#### [Directive]
Repeat the listing that follows, character for character, minus the pictures.

#### [The data]
>> Start
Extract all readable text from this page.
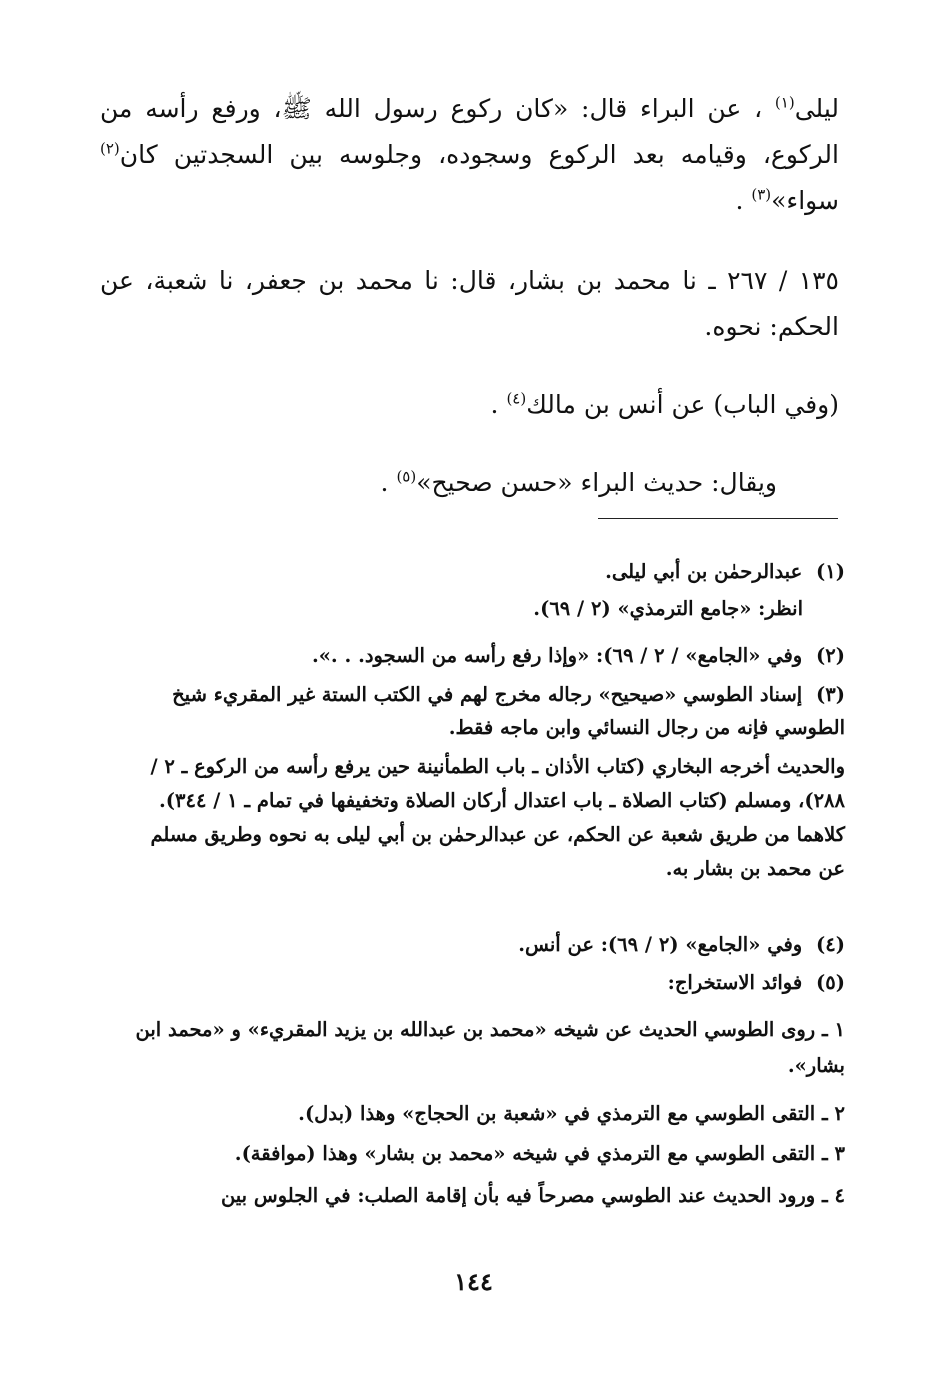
ليلى$^{(١)}$ ، عن البراء قال: «كان ركوع رسول الله ﷺ، ورفع رأسه من الركوع، وقيامه بعد الركوع وسجوده، وجلوسه بين السجدتين كان$^{(٢)}$ سواء»$^{(٣)}$ .
١٣٥ / ٢٦٧ ـ نا محمد بن بشار، قال: نا محمد بن جعفر، نا شعبة، عن الحكم: نحوه.
(وفي الباب) عن أنس بن مالك$^{(٤)}$ .
ويقال: حديث البراء «حسن صحيح»$^{(٥)}$ .
(١) عبدالرحمٰن بن أبي ليلى.
انظر: «جامع الترمذي» (٢ / ٦٩).
(٢) وفي «الجامع» / ٢ / ٦٩): «وإذا رفع رأسه من السجود. . .».
(٣) إسناد الطوسي «صيحيح» رجاله مخرج لهم في الكتب الستة غير المقريء شيخ الطوسي فإنه من رجال النسائي وابن ماجه فقط.
والحديث أخرجه البخاري (كتاب الأذان ـ باب الطمأنينة حين يرفع رأسه من الركوع ـ ٢ / ٢٨٨)، ومسلم (كتاب الصلاة ـ باب اعتدال أركان الصلاة وتخفيفها في تمام ـ ١ / ٣٤٤). كلاهما من طريق شعبة عن الحكم، عن عبدالرحمٰن بن أبي ليلى به نحوه وطريق مسلم عن محمد بن بشار به.
(٤) وفي «الجامع» (٢ / ٦٩): عن أنس.
(٥) فوائد الاستخراج:
١ ـ روى الطوسي الحديث عن شيخه «محمد بن عبدالله بن يزيد المقريء» و «محمد ابن بشار».
٢ ـ التقى الطوسي مع الترمذي في «شعبة بن الحجاج» وهذا (بدل).
٣ ـ التقى الطوسي مع الترمذي في شيخه «محمد بن بشار» وهذا (موافقة).
٤ ـ ورود الحديث عند الطوسي مصرحاً فيه بأن إقامة الصلب: في الجلوس بين
١٤٤
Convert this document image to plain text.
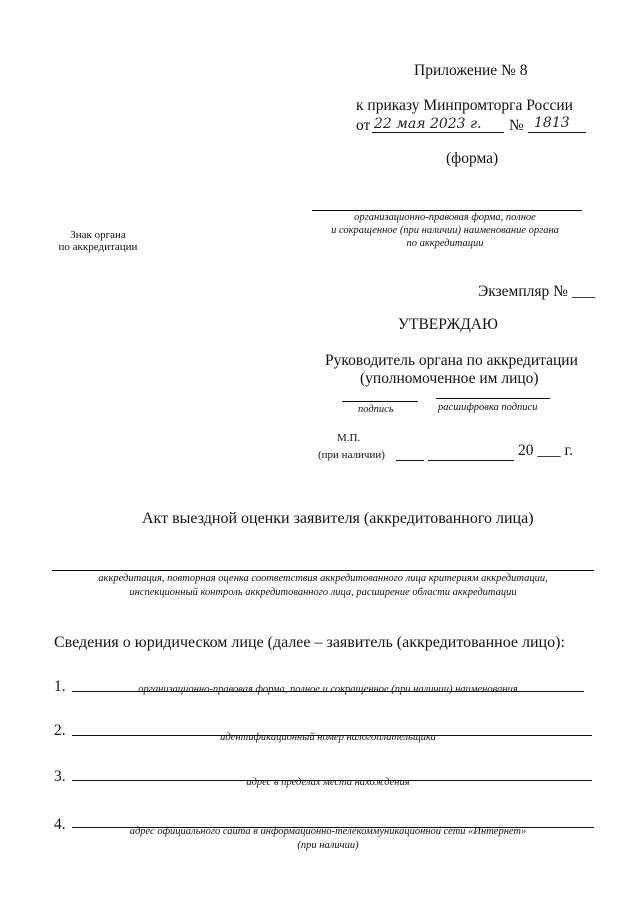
Приложение № 8
к приказу Минпромторга России
от 22 мая 2023 г. № 1813
(форма)
Знак органа
по аккредитации
организационно-правовая форма, полное
и сокращенное (при наличии) наименование органа
по аккредитации
Экземпляр № ___
УТВЕРЖДАЮ
Руководитель органа по аккредитации
(уполномоченное им лицо)
подпись	расшифровка подписи
М.П.
(при наличии)	20 ___ г.
Акт выездной оценки заявителя (аккредитованного лица)
аккредитация, повторная оценка соответствия аккредитованного лица критериям аккредитации,
инспекционный контроль аккредитованного лица, расширение области аккредитации
Сведения о юридическом лице (далее – заявитель (аккредитованное лицо):
1.	организационно-правовая форма, полное и сокращенное (при наличии) наименования
2.	идентификационный номер налогоплательщика
3.	адрес в пределах места нахождения
4.	адрес официального сайта в информационно-телекоммуникационной сети «Интернет»
(при наличии)
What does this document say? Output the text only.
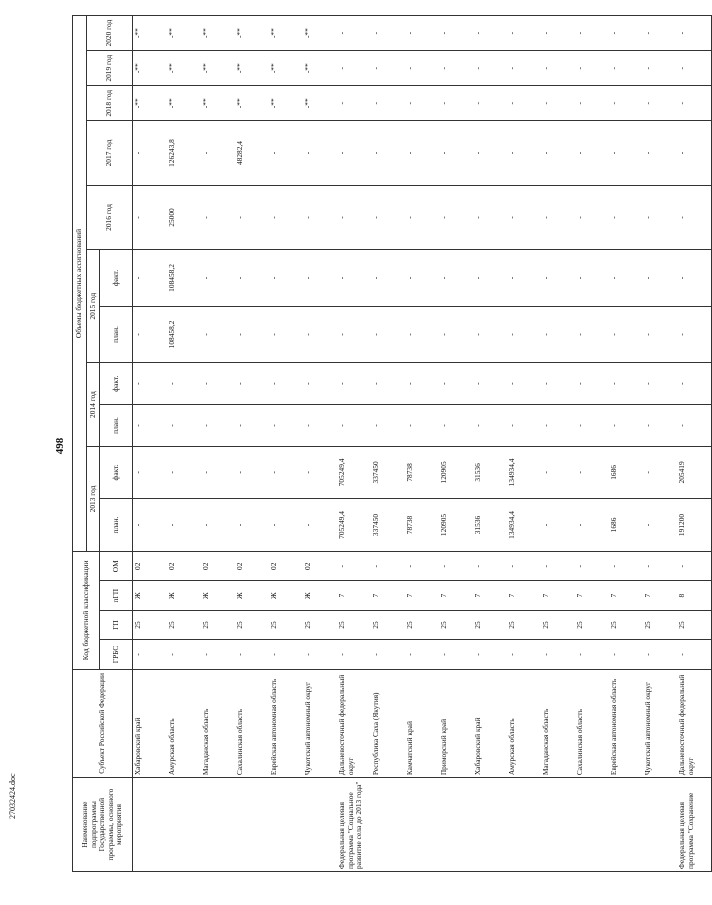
498
27032424.doc
Наименование подпрограммы Государственной программы, основного мероприятия	Субъект Российской Федерации	Код бюджетной классификации				Объемы бюджетных ассигнований										
						2013 год		2014 год		2015 год		2016 год	2017 год	2018 год	2019 год	2020 год
		ГРБС	ГП	пГП	ОМ	план.	факт.	план.	факт.	план.	факт.					
	Хабаровский край	-	25	Ж	02	-	-	-	-	-	-	-	-	-**	-**	-**
	Амурская область	-	25	Ж	02	-	-	-	-	108458,2	108458,2	25000	126243,8	-**	-**	-**
	Магаданская область	-	25	Ж	02	-	-	-	-	-	-	-	-	-**	-**	-**
	Сахалинская область	-	25	Ж	02	-	-	-	-	-	-	-	48282,4	-**	-**	-**
	Еврейская автономная область	-	25	Ж	02	-	-	-	-	-	-	-	-	-**	-**	-**
	Чукотский автономный округ	-	25	Ж	02	-	-	-	-	-	-	-	-	-**	-**	-**
Федеральная целевая программа "Социальное развитие села до 2013 года"	Дальневосточный федеральный округ	-	25	7	-	705249,4	705249,4	-	-	-	-	-	-	-	-	-
	Республика Саха (Якутия)	-	25	7	-	337450	337450	-	-	-	-	-	-	-	-	-
	Камчатский край	-	25	7	-	78738	78738	-	-	-	-	-	-	-	-	-
	Приморский край	-	25	7	-	120905	120905	-	-	-	-	-	-	-	-	-
	Хабаровский край	-	25	7	-	31536	31536	-	-	-	-	-	-	-	-	-
	Амурская область	-	25	7	-	134934,4	134934,4	-	-	-	-	-	-	-	-	-
	Магаданская область	-	25	7	-	-	-	-	-	-	-	-	-	-	-	-
	Сахалинская область	-	25	7	-	-	-	-	-	-	-	-	-	-	-	-
	Еврейская автономная область	-	25	7	-	1686	1686	-	-	-	-	-	-	-	-	-
	Чукотский автономный округ	-	25	7	-	-	-	-	-	-	-	-	-	-	-	-
Федеральная целевая программа "Сохранение	Дальневосточный федеральный округ	-	25	8	-	191200	205419	-	-	-	-	-	-	-	-	-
>> End
#### [Exercise response]
Extract all readable text from this page.
ليلى$^{(١)}$ ، عن البراء قال: «كان ركوع رسول الله ﷺ، ورفع رأسه من الركوع، وقيامه بعد الركوع وسجوده، وجلوسه بين السجدتين كان$^{(٢)}$ سواء»$^{(٣)}$ .
١٣٥ / ٢٦٧ ـ نا محمد بن بشار، قال: نا محمد بن جعفر، نا شعبة، عن الحكم: نحوه.
(وفي الباب) عن أنس بن مالك$^{(٤)}$ .
ويقال: حديث البراء «حسن صحيح»$^{(٥)}$ .
(١) عبدالرحمٰن بن أبي ليلى.
انظر: «جامع الترمذي» (٢ / ٦٩).
(٢) وفي «الجامع» / ٢ / ٦٩): «وإذا رفع رأسه من السجود. . .».
(٣) إسناد الطوسي «صيحيح» رجاله مخرج لهم في الكتب الستة غير المقريء شيخ الطوسي فإنه من رجال النسائي وابن ماجه فقط.
والحديث أخرجه البخاري (كتاب الأذان ـ باب الطمأنينة حين يرفع رأسه من الركوع ـ ٢ / ٢٨٨)، ومسلم (كتاب الصلاة ـ باب اعتدال أركان الصلاة وتخفيفها في تمام ـ ١ / ٣٤٤). كلاهما من طريق شعبة عن الحكم، عن عبدالرحمٰن بن أبي ليلى به نحوه وطريق مسلم عن محمد بن بشار به.
(٤) وفي «الجامع» (٢ / ٦٩): عن أنس.
(٥) فوائد الاستخراج:
١ ـ روى الطوسي الحديث عن شيخه «محمد بن عبدالله بن يزيد المقريء» و «محمد ابن بشار».
٢ ـ التقى الطوسي مع الترمذي في «شعبة بن الحجاج» وهذا (بدل).
٣ ـ التقى الطوسي مع الترمذي في شيخه «محمد بن بشار» وهذا (موافقة).
٤ ـ ورود الحديث عند الطوسي مصرحاً فيه بأن إقامة الصلب: في الجلوس بين
١٤٤
Convert this document image to plain text.
Приложение № 8
к приказу Минпромторга России
от 22 мая 2023 г. № 1813
(форма)
Знак органа
по аккредитации
организационно-правовая форма, полное
и сокращенное (при наличии) наименование органа
по аккредитации
Экземпляр № ___
УТВЕРЖДАЮ
Руководитель органа по аккредитации
(уполномоченное им лицо)
подпись	расшифровка подписи
М.П.
(при наличии)	20 ___ г.
Акт выездной оценки заявителя (аккредитованного лица)
аккредитация, повторная оценка соответствия аккредитованного лица критериям аккредитации,
инспекционный контроль аккредитованного лица, расширение области аккредитации
Сведения о юридическом лице (далее – заявитель (аккредитованное лицо):
1.	организационно-правовая форма, полное и сокращенное (при наличии) наименования
2.	идентификационный номер налогоплательщика
3.	адрес в пределах места нахождения
4.	адрес официального сайта в информационно-телекоммуникационной сети «Интернет»
(при наличии)
What does this document say? Output the text only.
498
27032424.doc
Наименование подпрограммы Государственной программы, основного мероприятия	Субъект Российской Федерации	Код бюджетной классификации				Объемы бюджетных ассигнований										
						2013 год		2014 год		2015 год		2016 год	2017 год	2018 год	2019 год	2020 год
		ГРБС	ГП	пГП	ОМ	план.	факт.	план.	факт.	план.	факт.					
	Хабаровский край	-	25	Ж	02	-	-	-	-	-	-	-	-	-**	-**	-**
	Амурская область	-	25	Ж	02	-	-	-	-	108458,2	108458,2	25000	126243,8	-**	-**	-**
	Магаданская область	-	25	Ж	02	-	-	-	-	-	-	-	-	-**	-**	-**
	Сахалинская область	-	25	Ж	02	-	-	-	-	-	-	-	48282,4	-**	-**	-**
	Еврейская автономная область	-	25	Ж	02	-	-	-	-	-	-	-	-	-**	-**	-**
	Чукотский автономный округ	-	25	Ж	02	-	-	-	-	-	-	-	-	-**	-**	-**
Федеральная целевая программа "Социальное развитие села до 2013 года"	Дальневосточный федеральный округ	-	25	7	-	705249,4	705249,4	-	-	-	-	-	-	-	-	-
	Республика Саха (Якутия)	-	25	7	-	337450	337450	-	-	-	-	-	-	-	-	-
	Камчатский край	-	25	7	-	78738	78738	-	-	-	-	-	-	-	-	-
	Приморский край	-	25	7	-	120905	120905	-	-	-	-	-	-	-	-	-
	Хабаровский край	-	25	7	-	31536	31536	-	-	-	-	-	-	-	-	-
	Амурская область	-	25	7	-	134934,4	134934,4	-	-	-	-	-	-	-	-	-
	Магаданская область	-	25	7	-	-	-	-	-	-	-	-	-	-	-	-
	Сахалинская область	-	25	7	-	-	-	-	-	-	-	-	-	-	-	-
	Еврейская автономная область	-	25	7	-	1686	1686	-	-	-	-	-	-	-	-	-
	Чукотский автономный округ	-	25	7	-	-	-	-	-	-	-	-	-	-	-	-
Федеральная целевая программа "Сохранение	Дальневосточный федеральный округ	-	25	8	-	191200	205419	-	-	-	-	-	-	-	-	-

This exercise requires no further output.